The request:
Each entry below is to be printed verbatim.

Record set:
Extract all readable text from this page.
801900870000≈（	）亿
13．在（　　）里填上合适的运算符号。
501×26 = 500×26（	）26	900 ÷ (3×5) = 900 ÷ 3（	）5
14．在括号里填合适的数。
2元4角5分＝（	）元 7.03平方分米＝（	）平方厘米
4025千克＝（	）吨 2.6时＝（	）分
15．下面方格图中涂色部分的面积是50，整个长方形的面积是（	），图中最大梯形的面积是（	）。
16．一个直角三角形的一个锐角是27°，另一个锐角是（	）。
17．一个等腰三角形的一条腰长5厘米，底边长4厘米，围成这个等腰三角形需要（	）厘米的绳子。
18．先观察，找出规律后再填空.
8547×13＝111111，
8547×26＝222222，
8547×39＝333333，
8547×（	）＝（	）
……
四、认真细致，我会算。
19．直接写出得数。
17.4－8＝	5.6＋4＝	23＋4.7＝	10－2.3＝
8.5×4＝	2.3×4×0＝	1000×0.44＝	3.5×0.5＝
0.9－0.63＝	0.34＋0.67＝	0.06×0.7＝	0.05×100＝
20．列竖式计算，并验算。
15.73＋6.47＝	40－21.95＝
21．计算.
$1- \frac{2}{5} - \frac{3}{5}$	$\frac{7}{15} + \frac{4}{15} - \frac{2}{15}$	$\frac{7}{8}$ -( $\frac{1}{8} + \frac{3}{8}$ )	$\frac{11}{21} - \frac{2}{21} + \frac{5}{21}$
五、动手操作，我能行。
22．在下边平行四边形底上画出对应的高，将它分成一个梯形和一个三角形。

Output of the task:
Extract all readable text from this page.
801900870000≈（	）亿
13．在（　　）里填上合适的运算符号。
501×26 = 500×26（	）26	900 ÷ (3×5) = 900 ÷ 3（	）5
14．在括号里填合适的数。
2元4角5分＝（	）元 7.03平方分米＝（	）平方厘米
4025千克＝（	）吨 2.6时＝（	）分
15．下面方格图中涂色部分的面积是50，整个长方形的面积是（	），图中最大梯形的面积是（	）。
16．一个直角三角形的一个锐角是27°，另一个锐角是（	）。
17．一个等腰三角形的一条腰长5厘米，底边长4厘米，围成这个等腰三角形需要（	）厘米的绳子。
18．先观察，找出规律后再填空.
8547×13＝111111，
8547×26＝222222，
8547×39＝333333，
8547×（	）＝（	）
……
四、认真细致，我会算。
19．直接写出得数。
17.4－8＝	5.6＋4＝	23＋4.7＝	10－2.3＝
8.5×4＝	2.3×4×0＝	1000×0.44＝	3.5×0.5＝
0.9－0.63＝	0.34＋0.67＝	0.06×0.7＝	0.05×100＝
20．列竖式计算，并验算。
15.73＋6.47＝	40－21.95＝
21．计算.
$1- \frac{2}{5} - \frac{3}{5}$	$\frac{7}{15} + \frac{4}{15} - \frac{2}{15}$	$\frac{7}{8}$ -( $\frac{1}{8} + \frac{3}{8}$ )	$\frac{11}{21} - \frac{2}{21} + \frac{5}{21}$
五、动手操作，我能行。
22．在下边平行四边形底上画出对应的高，将它分成一个梯形和一个三角形。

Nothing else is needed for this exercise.